[Recorded data]
::::::::::

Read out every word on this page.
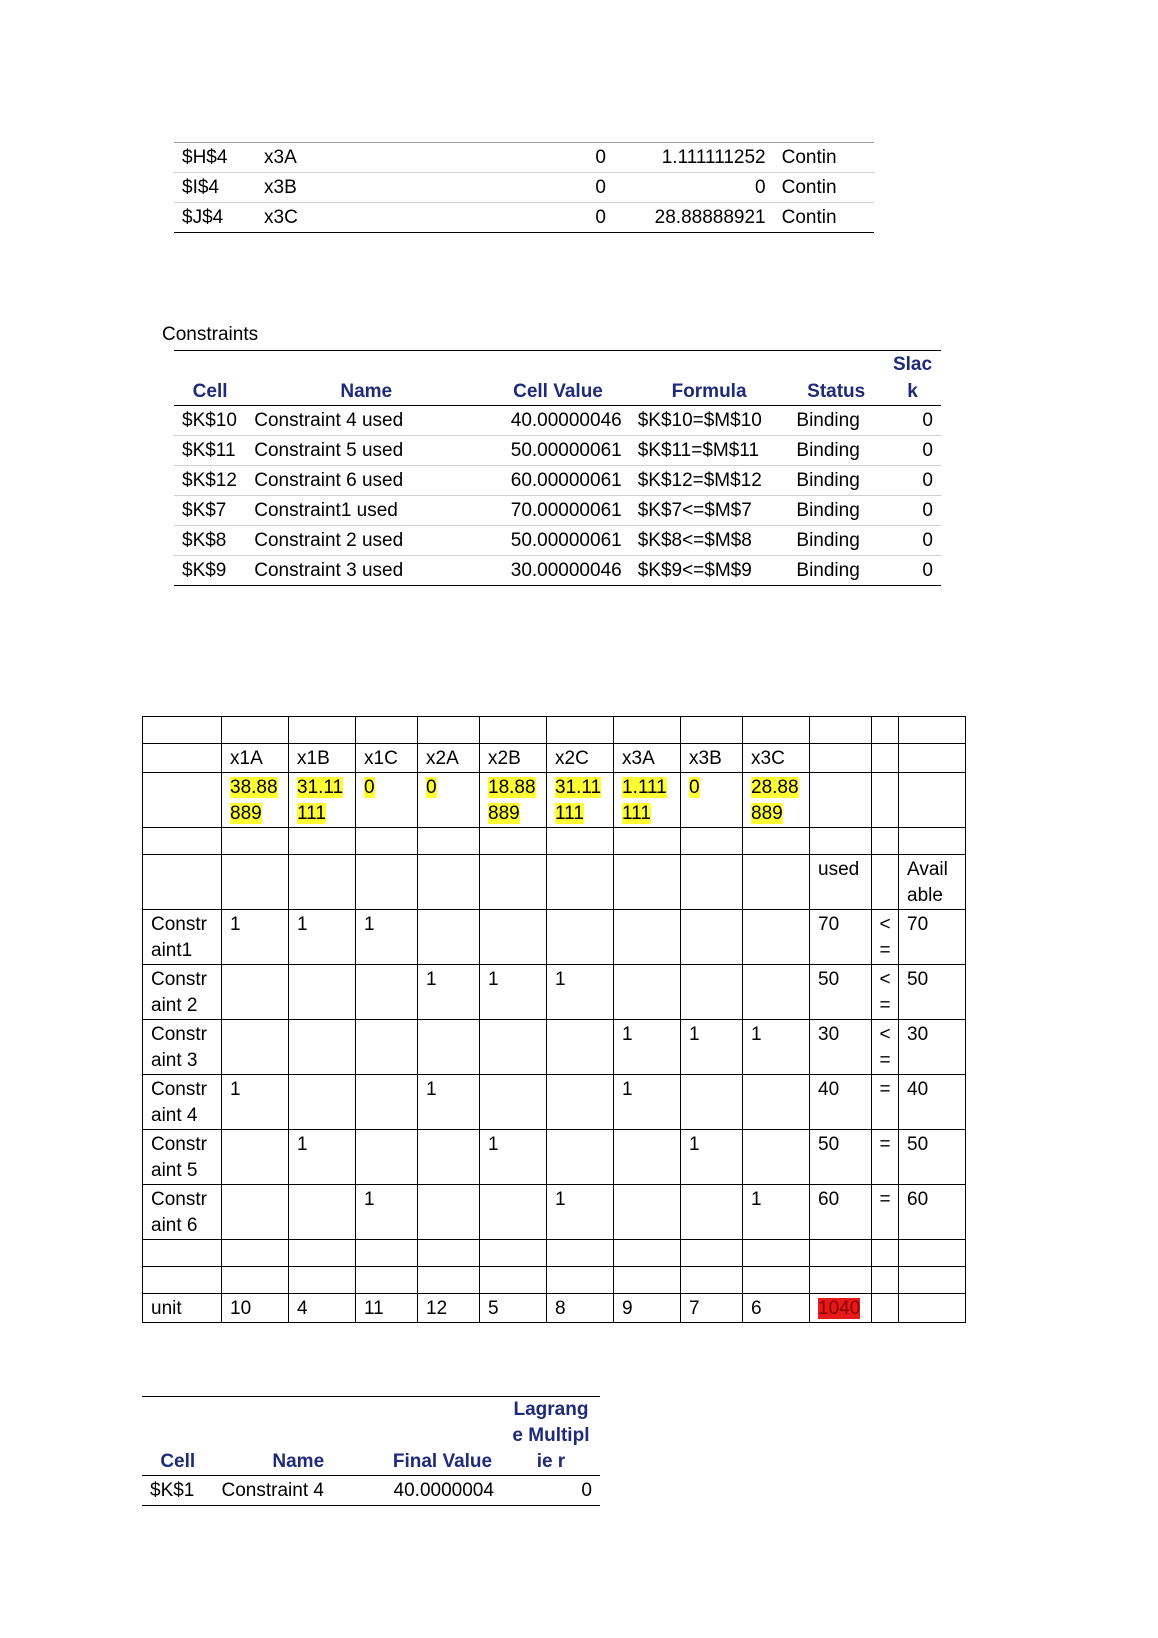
$H$4	x3A	0	1.111111252	Contin
$I$4	x3B	0	0	Contin
$J$4	x3C	0	28.88888921	Contin
Constraints
Cell	Name	Cell Value	Formula	Status	Slac k
$K$10	Constraint 4 used	40.00000046	$K$10=$M$10	Binding	0
$K$11	Constraint 5 used	50.00000061	$K$11=$M$11	Binding	0
$K$12	Constraint 6 used	60.00000061	$K$12=$M$12	Binding	0
$K$7	Constraint1 used	70.00000061	$K$7<=$M$7	Binding	0
$K$8	Constraint 2 used	50.00000061	$K$8<=$M$8	Binding	0
$K$9	Constraint 3 used	30.00000046	$K$9<=$M$9	Binding	0

	x1A	x1B	x1C	x2A	x2B	x2C	x3A	x3B	x3C			
	38.88 889	31.11 111	0	0	18.88 889	31.11 111	1.111 111	0	28.88 889			

										used		Avail able
Constr aint1	1	1	1							70	< =	70
Constr aint 2				1	1	1				50	< =	50
Constr aint 3							1	1	1	30	< =	30
Constr aint 4	1			1			1			40	=	40
Constr aint 5		1			1			1		50	=	50
Constr aint 6			1			1			1	60	=	60

unit	10	4	11	12	5	8	9	7	6	1040		
Cell	Name	Final Value	Lagrange Multiplie r
$K$1	Constraint 4	40.0000004	0
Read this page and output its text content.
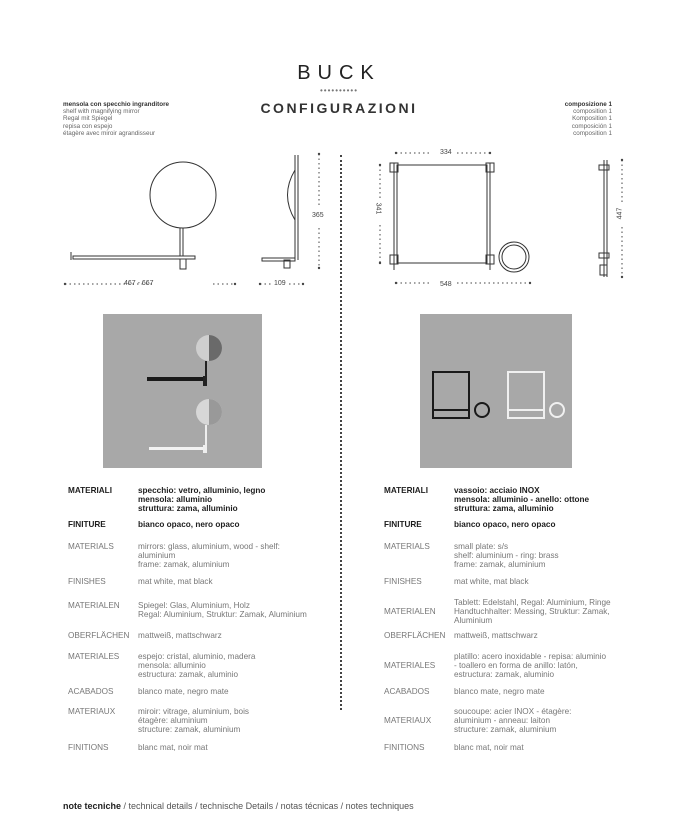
BUCK
••••••••••
CONFIGURAZIONI
mensola con specchio ingranditore
shelf with magnifying mirror
Regal mit Spiegel
repisa con espejo
étagère avec miroir agrandisseur
composizione 1
composition 1
Komposition 1
composición 1
composition 1
467 - 667	109
365
334
341
548
447
MATERIALI	specchio: vetro, alluminio, legno
mensola: alluminio
struttura: zama, alluminio
FINITURE	bianco opaco, nero opaco
MATERIALS	mirrors: glass, aluminium, wood - shelf:
aluminium
frame: zamak, aluminium
FINISHES	mat white, mat black
MATERIALEN Spiegel: Glas, Aluminium, Holz
Regal: Aluminium, Struktur: Zamak, Aluminium
OBERFLÄCHEN mattweiß, mattschwarz
MATERIALES espejo: cristal, aluminio, madera
mensola: alluminio
estructura: zamak, aluminio
ACABADOS	blanco mate, negro mate
MATERIAUX	miroir: vitrage, aluminium, bois
étagère: aluminium
structure: zamak, aluminium
FINITIONS	blanc mat, noir mat
MATERIALI	vassoio: acciaio INOX
mensola: alluminio - anello: ottone
struttura: zama, alluminio
FINITURE	bianco opaco, nero opaco
MATERIALS	small plate: s/s
shelf: aluminium - ring: brass
frame: zamak, aluminium
FINISHES	mat white, mat black
MATERIALEN
Tablett: Edelstahl, Regal: Aluminium, Ringe
Handtuchhalter: Messing, Struktur: Zamak,
Aluminium
OBERFLÄCHEN mattweiß, mattschwarz
MATERIALES
platillo: acero inoxidable - repisa: aluminio
- toallero en forma de anillo: latón,
estructura: zamak, aluminio
ACABADOS	blanco mate, negro mate
MATERIAUX
soucoupe: acier INOX - étagère:
aluminium - anneau: laiton
structure: zamak, aluminium
FINITIONS	blanc mat, noir mat
note tecniche / technical details / technische Details / notas técnicas / notes techniques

::::::::::

● **What is expected**:
Pictures stay out; repeat all the rest of the records exactly.

● **Solved exercise**:
Read out every word on this page.
$H$4	x3A	0	1.111111252	Contin
$I$4	x3B	0	0	Contin
$J$4	x3C	0	28.88888921	Contin
Constraints
Cell	Name	Cell Value	Formula	Status	Slac k
$K$10	Constraint 4 used	40.00000046	$K$10=$M$10	Binding	0
$K$11	Constraint 5 used	50.00000061	$K$11=$M$11	Binding	0
$K$12	Constraint 6 used	60.00000061	$K$12=$M$12	Binding	0
$K$7	Constraint1 used	70.00000061	$K$7<=$M$7	Binding	0
$K$8	Constraint 2 used	50.00000061	$K$8<=$M$8	Binding	0
$K$9	Constraint 3 used	30.00000046	$K$9<=$M$9	Binding	0

	x1A	x1B	x1C	x2A	x2B	x2C	x3A	x3B	x3C			
	38.88 889	31.11 111	0	0	18.88 889	31.11 111	1.111 111	0	28.88 889			

										used		Avail able
Constr aint1	1	1	1							70	< =	70
Constr aint 2				1	1	1				50	< =	50
Constr aint 3							1	1	1	30	< =	30
Constr aint 4	1			1			1			40	=	40
Constr aint 5		1			1			1		50	=	50
Constr aint 6			1			1			1	60	=	60

unit	10	4	11	12	5	8	9	7	6	1040		
Cell	Name	Final Value	Lagrange Multiplie r
$K$1	Constraint 4	40.0000004	0
Read this page and output its text content.
BUCK
••••••••••
CONFIGURAZIONI
mensola con specchio ingranditore
shelf with magnifying mirror
Regal mit Spiegel
repisa con espejo
étagère avec miroir agrandisseur
composizione 1
composition 1
Komposition 1
composición 1
composition 1
467 - 667	109
365
334
341
548
447
MATERIALI	specchio: vetro, alluminio, legno
mensola: alluminio
struttura: zama, alluminio
FINITURE	bianco opaco, nero opaco
MATERIALS	mirrors: glass, aluminium, wood - shelf:
aluminium
frame: zamak, aluminium
FINISHES	mat white, mat black
MATERIALEN Spiegel: Glas, Aluminium, Holz
Regal: Aluminium, Struktur: Zamak, Aluminium
OBERFLÄCHEN mattweiß, mattschwarz
MATERIALES espejo: cristal, aluminio, madera
mensola: alluminio
estructura: zamak, aluminio
ACABADOS	blanco mate, negro mate
MATERIAUX	miroir: vitrage, aluminium, bois
étagère: aluminium
structure: zamak, aluminium
FINITIONS	blanc mat, noir mat
MATERIALI	vassoio: acciaio INOX
mensola: alluminio - anello: ottone
struttura: zama, alluminio
FINITURE	bianco opaco, nero opaco
MATERIALS	small plate: s/s
shelf: aluminium - ring: brass
frame: zamak, aluminium
FINISHES	mat white, mat black
MATERIALEN
Tablett: Edelstahl, Regal: Aluminium, Ringe
Handtuchhalter: Messing, Struktur: Zamak,
Aluminium
OBERFLÄCHEN mattweiß, mattschwarz
MATERIALES
platillo: acero inoxidable - repisa: aluminio
- toallero en forma de anillo: latón,
estructura: zamak, aluminio
ACABADOS	blanco mate, negro mate
MATERIAUX
soucoupe: acier INOX - étagère:
aluminium - anneau: laiton
structure: zamak, aluminium
FINITIONS	blanc mat, noir mat
note tecniche / technical details / technische Details / notas técnicas / notes techniques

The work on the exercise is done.